What is expected: Look for the string "lata" in every line, and copy each line that has it.

Given records:

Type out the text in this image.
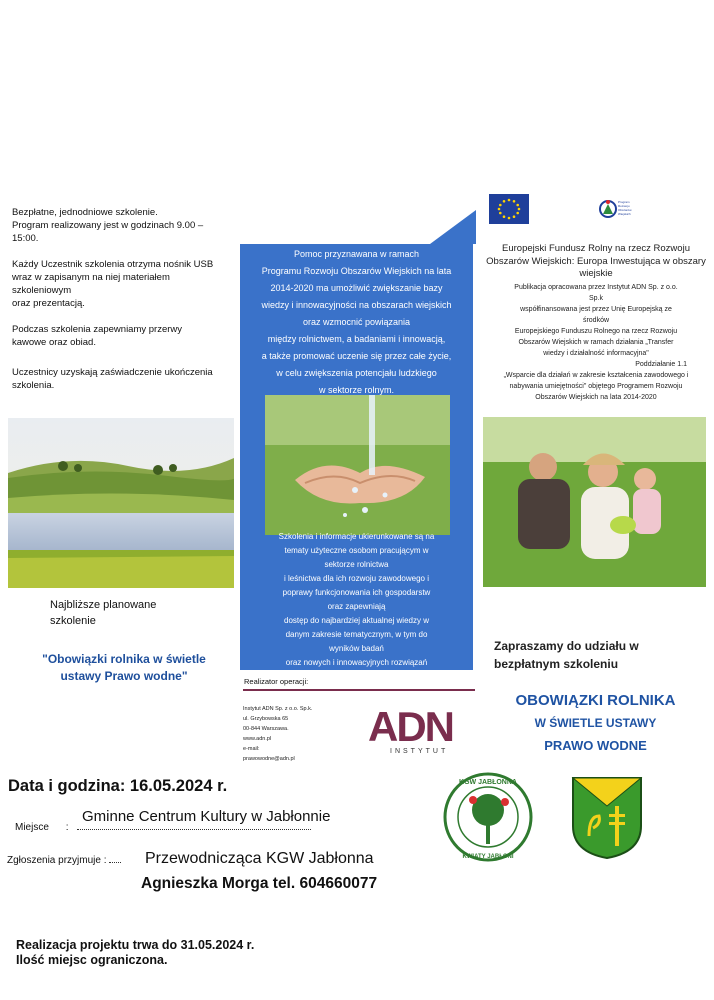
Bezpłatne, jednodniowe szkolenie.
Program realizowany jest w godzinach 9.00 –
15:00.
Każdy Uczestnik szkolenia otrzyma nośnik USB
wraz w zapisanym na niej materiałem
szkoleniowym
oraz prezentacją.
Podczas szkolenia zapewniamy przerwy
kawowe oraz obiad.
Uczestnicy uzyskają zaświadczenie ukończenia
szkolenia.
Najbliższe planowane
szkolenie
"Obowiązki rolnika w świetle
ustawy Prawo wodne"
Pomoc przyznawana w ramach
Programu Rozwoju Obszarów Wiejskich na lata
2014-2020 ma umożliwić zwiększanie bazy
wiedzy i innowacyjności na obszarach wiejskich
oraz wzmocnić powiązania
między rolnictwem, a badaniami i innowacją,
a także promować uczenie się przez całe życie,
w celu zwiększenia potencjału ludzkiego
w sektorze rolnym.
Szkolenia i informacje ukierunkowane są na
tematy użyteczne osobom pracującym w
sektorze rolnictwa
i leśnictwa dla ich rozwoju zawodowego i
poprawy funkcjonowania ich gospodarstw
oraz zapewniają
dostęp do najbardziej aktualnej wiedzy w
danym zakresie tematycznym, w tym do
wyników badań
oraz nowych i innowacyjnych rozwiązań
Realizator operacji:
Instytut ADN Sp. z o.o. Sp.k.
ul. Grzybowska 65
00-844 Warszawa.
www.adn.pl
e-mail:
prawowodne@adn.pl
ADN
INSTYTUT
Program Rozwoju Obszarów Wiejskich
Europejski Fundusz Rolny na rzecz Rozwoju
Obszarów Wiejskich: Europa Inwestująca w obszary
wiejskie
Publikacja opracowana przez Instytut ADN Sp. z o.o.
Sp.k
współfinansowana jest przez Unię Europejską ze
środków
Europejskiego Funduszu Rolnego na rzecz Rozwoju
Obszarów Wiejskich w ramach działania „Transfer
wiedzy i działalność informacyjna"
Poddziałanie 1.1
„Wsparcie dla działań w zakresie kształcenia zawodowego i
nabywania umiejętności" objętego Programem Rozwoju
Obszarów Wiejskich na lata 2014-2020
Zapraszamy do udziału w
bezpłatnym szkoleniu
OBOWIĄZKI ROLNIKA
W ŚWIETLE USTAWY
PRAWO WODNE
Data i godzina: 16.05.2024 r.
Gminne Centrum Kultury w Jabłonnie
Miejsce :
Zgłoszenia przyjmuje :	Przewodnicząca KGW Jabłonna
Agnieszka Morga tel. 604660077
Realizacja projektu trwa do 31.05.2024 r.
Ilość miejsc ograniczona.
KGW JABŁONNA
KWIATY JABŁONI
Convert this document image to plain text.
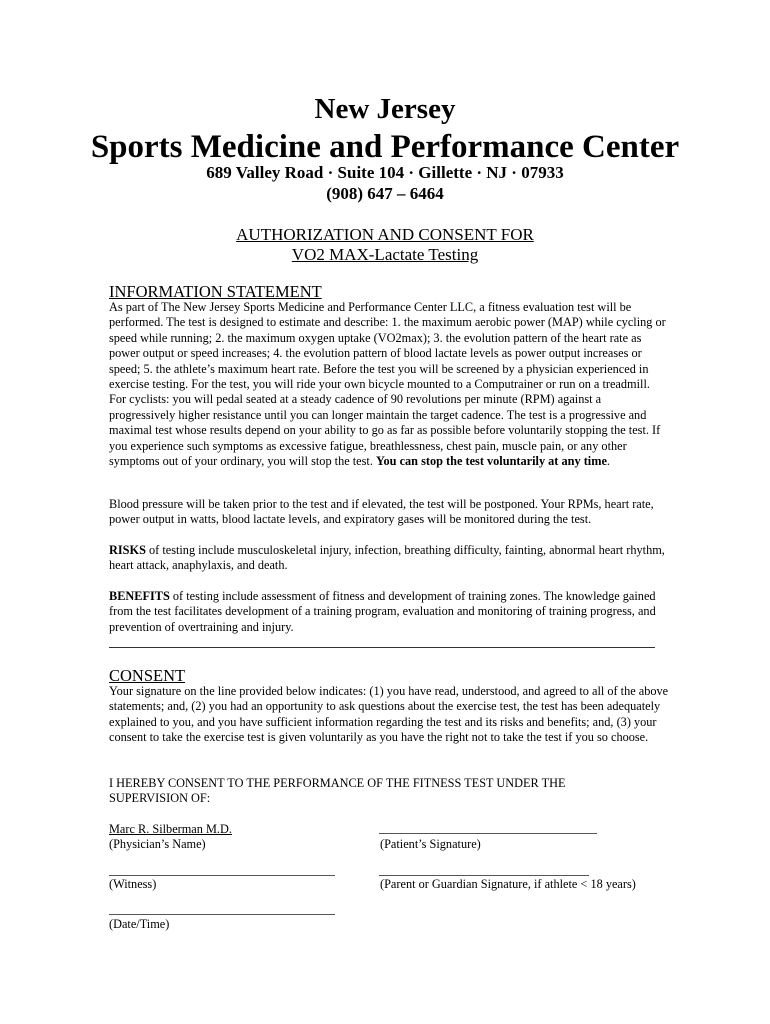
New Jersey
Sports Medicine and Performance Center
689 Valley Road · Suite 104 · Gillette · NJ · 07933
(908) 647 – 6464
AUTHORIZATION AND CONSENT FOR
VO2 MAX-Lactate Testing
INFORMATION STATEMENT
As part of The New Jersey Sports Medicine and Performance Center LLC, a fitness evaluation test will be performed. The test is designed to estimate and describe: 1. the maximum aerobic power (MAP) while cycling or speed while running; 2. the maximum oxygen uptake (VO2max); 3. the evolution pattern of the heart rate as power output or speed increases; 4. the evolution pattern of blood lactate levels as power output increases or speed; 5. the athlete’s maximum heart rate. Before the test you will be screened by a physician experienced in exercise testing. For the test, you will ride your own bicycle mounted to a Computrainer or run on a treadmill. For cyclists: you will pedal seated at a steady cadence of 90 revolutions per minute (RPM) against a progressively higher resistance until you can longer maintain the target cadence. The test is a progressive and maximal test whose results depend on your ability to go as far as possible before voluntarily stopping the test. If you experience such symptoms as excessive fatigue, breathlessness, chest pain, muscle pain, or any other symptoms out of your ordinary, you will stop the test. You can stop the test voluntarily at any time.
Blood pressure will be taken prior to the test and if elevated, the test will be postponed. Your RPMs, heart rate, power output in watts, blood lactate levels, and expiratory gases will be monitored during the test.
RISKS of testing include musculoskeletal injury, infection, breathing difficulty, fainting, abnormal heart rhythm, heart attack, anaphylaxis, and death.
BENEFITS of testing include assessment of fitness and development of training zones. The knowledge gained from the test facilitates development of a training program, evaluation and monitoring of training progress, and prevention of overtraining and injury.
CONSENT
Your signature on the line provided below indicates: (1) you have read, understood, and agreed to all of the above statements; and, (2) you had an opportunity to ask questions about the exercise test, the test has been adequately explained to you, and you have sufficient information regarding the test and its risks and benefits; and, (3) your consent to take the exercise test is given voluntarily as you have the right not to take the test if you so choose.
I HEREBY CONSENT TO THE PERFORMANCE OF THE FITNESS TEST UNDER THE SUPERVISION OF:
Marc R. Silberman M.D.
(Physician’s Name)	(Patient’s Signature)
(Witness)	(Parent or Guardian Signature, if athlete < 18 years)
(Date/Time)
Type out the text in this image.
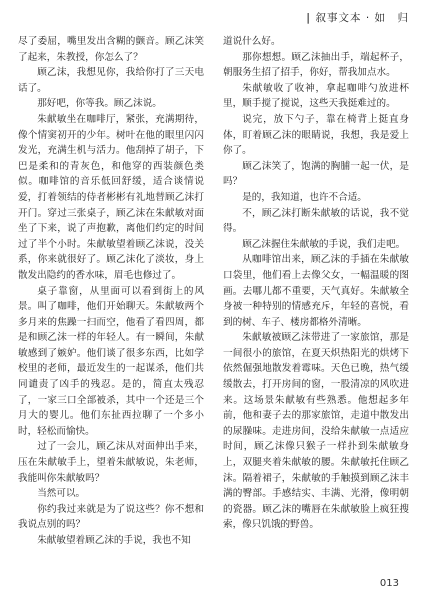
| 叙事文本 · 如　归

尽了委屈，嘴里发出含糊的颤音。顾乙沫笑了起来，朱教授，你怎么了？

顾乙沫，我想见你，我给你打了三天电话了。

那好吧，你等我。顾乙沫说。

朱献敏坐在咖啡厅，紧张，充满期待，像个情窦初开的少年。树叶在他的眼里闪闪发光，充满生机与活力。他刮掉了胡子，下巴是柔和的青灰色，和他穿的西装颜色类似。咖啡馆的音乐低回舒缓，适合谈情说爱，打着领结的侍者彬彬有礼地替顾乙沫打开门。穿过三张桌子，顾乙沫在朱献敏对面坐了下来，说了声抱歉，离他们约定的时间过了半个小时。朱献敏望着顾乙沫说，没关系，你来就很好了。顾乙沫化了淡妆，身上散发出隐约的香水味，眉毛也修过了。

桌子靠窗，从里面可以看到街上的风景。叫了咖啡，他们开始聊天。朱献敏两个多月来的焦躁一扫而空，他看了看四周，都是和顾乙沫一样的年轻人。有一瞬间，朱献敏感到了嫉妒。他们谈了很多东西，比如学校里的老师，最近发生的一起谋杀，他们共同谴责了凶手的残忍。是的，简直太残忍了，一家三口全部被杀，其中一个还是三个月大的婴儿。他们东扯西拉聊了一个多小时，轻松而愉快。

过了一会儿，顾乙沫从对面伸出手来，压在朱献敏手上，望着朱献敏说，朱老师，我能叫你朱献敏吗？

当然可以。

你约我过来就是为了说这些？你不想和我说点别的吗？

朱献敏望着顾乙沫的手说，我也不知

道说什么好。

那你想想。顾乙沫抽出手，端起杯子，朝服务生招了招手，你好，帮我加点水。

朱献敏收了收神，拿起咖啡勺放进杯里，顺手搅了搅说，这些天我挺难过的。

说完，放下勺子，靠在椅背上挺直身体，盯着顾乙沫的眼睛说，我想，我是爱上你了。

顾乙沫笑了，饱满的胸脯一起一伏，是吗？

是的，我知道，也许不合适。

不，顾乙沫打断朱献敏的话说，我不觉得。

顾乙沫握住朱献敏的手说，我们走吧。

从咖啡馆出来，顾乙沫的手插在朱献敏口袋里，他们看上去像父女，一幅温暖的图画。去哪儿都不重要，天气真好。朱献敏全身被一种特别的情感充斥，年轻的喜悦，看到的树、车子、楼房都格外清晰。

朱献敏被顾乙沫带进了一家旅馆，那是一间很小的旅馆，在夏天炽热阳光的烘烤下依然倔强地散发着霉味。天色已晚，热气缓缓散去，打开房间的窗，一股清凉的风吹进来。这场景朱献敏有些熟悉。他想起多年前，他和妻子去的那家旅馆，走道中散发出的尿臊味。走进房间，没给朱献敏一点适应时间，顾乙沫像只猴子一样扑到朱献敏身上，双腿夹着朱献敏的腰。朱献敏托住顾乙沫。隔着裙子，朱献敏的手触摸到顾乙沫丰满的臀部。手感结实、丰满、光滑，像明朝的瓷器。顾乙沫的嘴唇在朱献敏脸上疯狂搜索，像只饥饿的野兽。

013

Written answer:
Programu Rozwoju Obszarów Wiejskich na lata
Obszarów Wiejskich na lata 2014-2020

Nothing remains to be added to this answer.